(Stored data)
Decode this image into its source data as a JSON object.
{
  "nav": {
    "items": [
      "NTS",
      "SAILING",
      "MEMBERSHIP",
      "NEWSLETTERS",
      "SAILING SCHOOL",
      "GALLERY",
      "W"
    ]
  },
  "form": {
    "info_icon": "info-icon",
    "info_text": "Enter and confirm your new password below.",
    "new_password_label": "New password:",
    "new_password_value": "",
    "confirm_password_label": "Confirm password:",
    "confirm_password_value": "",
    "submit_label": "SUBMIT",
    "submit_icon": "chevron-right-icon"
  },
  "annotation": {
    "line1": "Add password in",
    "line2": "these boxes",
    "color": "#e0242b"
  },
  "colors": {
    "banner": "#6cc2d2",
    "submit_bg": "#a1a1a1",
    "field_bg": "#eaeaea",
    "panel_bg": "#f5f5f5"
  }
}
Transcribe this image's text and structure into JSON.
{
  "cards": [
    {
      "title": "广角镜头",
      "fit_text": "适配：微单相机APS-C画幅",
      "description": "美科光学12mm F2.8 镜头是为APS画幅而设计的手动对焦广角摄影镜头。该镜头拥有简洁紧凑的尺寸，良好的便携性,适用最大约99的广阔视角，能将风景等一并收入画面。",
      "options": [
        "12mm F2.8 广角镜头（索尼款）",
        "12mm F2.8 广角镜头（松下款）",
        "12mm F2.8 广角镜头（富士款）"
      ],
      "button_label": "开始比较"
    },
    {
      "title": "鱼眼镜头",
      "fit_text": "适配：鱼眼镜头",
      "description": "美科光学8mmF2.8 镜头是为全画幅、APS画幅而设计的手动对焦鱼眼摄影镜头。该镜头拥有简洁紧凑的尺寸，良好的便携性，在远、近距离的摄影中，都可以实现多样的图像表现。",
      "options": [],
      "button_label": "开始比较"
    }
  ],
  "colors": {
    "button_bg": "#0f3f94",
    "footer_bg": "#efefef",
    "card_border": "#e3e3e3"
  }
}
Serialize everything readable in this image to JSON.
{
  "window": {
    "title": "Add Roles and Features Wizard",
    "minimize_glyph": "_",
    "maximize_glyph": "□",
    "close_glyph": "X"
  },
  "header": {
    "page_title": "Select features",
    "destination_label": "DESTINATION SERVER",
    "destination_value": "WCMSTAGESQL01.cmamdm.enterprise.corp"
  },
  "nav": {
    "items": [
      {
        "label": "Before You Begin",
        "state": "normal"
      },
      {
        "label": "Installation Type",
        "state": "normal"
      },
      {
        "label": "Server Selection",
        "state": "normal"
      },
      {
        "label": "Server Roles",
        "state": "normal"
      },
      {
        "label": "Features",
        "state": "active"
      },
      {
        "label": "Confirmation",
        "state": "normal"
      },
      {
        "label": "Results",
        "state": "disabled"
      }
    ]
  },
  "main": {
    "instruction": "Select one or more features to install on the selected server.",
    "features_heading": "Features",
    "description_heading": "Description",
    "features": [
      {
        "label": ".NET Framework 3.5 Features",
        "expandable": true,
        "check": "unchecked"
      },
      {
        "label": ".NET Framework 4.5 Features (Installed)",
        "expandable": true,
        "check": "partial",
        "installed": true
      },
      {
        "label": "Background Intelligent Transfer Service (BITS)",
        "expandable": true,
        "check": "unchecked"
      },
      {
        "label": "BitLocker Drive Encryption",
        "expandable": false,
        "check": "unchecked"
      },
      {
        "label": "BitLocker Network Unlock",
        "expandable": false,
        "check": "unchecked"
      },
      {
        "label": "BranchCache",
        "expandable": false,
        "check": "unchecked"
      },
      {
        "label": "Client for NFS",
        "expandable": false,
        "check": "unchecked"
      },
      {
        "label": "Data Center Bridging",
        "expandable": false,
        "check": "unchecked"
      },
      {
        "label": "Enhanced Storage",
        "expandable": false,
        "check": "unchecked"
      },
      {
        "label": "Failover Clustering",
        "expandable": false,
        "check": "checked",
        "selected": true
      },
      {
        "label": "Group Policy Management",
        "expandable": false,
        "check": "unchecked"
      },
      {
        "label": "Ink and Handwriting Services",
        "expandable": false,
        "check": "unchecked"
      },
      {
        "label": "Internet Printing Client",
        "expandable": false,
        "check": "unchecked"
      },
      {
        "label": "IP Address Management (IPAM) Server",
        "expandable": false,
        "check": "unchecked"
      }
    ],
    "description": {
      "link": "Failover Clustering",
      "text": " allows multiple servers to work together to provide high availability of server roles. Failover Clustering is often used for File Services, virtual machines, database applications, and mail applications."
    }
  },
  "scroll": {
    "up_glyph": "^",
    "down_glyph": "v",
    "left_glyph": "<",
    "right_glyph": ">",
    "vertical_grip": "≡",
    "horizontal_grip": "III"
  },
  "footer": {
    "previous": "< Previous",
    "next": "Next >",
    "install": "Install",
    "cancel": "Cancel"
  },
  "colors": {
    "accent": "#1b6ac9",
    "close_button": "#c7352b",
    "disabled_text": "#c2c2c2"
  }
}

- Stated goal: From the listing above, copy all lines holding the word "Clustering".

- Output for this exercise:
        "label": "Failover Clustering",
      "link": "Failover Clustering",
      "text": " allows multiple servers to work together to provide high availability of server roles. Failover Clustering is often used for File Services, virtual machines, database applications, and mail applications."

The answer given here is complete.